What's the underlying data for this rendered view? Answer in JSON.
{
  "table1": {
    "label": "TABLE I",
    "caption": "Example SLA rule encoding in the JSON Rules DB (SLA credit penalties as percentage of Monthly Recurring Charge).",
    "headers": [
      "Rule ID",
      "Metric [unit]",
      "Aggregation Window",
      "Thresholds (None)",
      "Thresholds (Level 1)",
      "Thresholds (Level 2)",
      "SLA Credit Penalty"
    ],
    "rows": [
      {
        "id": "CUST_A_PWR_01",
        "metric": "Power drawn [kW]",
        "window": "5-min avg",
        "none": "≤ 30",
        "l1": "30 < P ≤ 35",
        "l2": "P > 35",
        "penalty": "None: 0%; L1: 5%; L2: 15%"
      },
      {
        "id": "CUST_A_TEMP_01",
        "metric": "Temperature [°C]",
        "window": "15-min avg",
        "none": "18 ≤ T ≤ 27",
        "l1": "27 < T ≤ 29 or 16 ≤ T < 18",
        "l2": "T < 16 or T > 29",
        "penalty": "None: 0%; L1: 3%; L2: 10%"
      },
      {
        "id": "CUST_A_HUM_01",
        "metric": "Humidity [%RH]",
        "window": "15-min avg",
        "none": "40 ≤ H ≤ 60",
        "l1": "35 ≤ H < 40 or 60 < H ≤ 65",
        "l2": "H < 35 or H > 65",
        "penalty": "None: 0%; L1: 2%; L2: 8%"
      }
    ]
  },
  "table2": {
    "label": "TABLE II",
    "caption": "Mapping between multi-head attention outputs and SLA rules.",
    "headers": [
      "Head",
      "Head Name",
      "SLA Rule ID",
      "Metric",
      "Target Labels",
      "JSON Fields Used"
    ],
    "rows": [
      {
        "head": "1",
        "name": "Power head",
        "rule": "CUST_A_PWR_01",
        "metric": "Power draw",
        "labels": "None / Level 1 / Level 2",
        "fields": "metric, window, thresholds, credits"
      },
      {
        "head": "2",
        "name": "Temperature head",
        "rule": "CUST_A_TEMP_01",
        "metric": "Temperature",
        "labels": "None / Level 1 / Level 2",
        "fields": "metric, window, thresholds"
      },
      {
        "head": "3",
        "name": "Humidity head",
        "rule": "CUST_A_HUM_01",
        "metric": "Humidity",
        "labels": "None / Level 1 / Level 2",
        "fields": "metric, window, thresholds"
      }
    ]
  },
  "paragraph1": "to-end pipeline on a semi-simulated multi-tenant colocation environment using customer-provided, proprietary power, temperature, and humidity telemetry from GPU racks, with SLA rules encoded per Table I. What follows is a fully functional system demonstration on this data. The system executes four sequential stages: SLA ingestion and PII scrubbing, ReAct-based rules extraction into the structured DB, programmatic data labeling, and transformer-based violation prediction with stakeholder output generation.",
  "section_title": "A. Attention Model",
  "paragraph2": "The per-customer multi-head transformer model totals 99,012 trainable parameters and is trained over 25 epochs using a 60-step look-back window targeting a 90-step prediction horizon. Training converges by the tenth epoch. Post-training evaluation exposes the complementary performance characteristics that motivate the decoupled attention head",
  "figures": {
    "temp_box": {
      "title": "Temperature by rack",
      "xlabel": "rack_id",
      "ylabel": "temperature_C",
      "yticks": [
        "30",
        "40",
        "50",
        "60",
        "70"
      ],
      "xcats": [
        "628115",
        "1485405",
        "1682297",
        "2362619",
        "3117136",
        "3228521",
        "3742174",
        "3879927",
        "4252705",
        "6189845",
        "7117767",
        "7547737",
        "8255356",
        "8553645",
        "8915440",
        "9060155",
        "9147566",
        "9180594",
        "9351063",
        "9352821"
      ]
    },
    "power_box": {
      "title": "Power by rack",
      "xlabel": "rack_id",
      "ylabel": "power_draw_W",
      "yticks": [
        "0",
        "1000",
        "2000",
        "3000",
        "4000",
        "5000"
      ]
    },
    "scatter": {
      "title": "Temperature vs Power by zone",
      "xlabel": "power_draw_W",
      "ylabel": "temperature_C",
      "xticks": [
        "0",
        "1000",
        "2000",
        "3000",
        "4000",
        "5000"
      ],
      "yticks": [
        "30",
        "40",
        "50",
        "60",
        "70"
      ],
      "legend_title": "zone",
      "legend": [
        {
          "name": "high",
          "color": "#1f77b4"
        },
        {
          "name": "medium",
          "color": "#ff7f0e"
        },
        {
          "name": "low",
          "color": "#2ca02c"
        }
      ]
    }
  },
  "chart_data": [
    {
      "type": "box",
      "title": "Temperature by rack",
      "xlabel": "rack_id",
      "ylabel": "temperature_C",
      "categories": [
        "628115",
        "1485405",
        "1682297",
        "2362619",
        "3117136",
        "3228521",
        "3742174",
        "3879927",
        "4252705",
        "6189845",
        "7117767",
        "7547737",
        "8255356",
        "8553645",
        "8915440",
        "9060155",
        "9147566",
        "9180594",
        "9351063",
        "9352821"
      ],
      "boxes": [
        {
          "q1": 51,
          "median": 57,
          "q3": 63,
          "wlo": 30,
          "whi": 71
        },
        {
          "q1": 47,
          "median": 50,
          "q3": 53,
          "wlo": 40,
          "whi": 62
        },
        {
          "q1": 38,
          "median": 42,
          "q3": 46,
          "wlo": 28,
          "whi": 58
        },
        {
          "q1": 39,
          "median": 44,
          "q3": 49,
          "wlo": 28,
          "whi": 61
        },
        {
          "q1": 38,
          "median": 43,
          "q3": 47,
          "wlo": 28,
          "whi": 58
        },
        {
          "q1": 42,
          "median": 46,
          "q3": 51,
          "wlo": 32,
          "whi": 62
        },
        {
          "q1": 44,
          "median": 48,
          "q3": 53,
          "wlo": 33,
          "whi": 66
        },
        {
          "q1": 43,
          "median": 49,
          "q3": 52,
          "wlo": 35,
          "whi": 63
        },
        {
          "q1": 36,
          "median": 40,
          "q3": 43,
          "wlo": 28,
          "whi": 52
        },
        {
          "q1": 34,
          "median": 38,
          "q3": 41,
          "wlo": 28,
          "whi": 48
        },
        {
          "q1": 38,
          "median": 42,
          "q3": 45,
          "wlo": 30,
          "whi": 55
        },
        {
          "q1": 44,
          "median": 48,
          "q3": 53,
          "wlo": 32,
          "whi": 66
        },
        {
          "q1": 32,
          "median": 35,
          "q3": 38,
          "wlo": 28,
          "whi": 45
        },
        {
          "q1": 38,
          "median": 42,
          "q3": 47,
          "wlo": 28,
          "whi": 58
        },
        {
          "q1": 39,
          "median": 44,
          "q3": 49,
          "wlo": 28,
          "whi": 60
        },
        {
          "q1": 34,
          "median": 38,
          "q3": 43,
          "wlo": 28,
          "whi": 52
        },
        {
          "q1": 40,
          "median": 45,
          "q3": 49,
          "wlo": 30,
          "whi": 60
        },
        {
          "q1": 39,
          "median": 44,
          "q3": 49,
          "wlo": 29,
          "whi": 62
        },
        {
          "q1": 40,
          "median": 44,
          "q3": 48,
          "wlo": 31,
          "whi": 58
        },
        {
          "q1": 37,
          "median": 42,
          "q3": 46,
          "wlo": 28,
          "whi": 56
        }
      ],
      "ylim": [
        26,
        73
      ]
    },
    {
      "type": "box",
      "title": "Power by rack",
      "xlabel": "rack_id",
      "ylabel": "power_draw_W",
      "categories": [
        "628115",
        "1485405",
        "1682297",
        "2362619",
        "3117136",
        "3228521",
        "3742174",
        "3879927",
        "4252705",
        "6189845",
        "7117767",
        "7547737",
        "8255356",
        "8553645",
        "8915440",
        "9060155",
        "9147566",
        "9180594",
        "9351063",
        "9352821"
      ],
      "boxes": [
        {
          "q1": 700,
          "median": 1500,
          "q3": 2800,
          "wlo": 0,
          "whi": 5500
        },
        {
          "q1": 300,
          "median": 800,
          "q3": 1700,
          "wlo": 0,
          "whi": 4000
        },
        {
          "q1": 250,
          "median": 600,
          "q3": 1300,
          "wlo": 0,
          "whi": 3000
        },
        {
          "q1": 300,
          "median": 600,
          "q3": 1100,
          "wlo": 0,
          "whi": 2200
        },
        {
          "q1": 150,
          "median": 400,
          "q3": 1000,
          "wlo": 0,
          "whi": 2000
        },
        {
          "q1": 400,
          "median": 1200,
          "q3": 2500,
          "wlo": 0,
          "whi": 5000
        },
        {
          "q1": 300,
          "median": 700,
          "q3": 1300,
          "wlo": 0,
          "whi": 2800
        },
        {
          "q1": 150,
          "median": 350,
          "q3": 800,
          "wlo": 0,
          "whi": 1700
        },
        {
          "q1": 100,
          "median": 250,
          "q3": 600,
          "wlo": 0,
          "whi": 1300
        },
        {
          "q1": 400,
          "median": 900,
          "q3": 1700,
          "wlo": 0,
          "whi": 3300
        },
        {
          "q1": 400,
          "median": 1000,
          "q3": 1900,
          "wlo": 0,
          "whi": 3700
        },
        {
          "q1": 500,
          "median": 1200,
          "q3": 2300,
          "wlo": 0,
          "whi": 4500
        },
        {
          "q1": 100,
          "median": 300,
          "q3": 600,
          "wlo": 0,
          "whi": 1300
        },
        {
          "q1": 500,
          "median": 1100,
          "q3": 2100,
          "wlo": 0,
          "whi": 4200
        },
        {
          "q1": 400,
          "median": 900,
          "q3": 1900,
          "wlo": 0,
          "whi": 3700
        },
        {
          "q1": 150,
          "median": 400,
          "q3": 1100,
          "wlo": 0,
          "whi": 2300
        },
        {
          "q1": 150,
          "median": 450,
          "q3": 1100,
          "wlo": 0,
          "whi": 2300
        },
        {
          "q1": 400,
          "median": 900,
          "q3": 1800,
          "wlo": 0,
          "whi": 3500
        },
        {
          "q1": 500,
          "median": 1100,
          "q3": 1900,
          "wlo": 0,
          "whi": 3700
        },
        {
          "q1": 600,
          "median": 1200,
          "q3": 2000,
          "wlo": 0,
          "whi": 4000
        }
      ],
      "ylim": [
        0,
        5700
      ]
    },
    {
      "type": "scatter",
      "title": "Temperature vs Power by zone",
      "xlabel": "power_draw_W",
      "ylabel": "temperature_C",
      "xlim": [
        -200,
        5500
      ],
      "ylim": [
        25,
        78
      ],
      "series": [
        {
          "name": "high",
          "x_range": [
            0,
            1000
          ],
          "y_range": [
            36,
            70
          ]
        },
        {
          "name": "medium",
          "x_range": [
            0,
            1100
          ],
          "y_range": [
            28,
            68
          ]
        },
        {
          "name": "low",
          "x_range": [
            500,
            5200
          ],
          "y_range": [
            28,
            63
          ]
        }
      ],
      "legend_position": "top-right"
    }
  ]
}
++++++
**OBJECTIVE**
Within the listing above, find every line containing the string "color" and return it.

**CORRECT RESPONSE**
          "color": "#1f77b4"
          "color": "#ff7f0e"
          "color": "#2ca02c"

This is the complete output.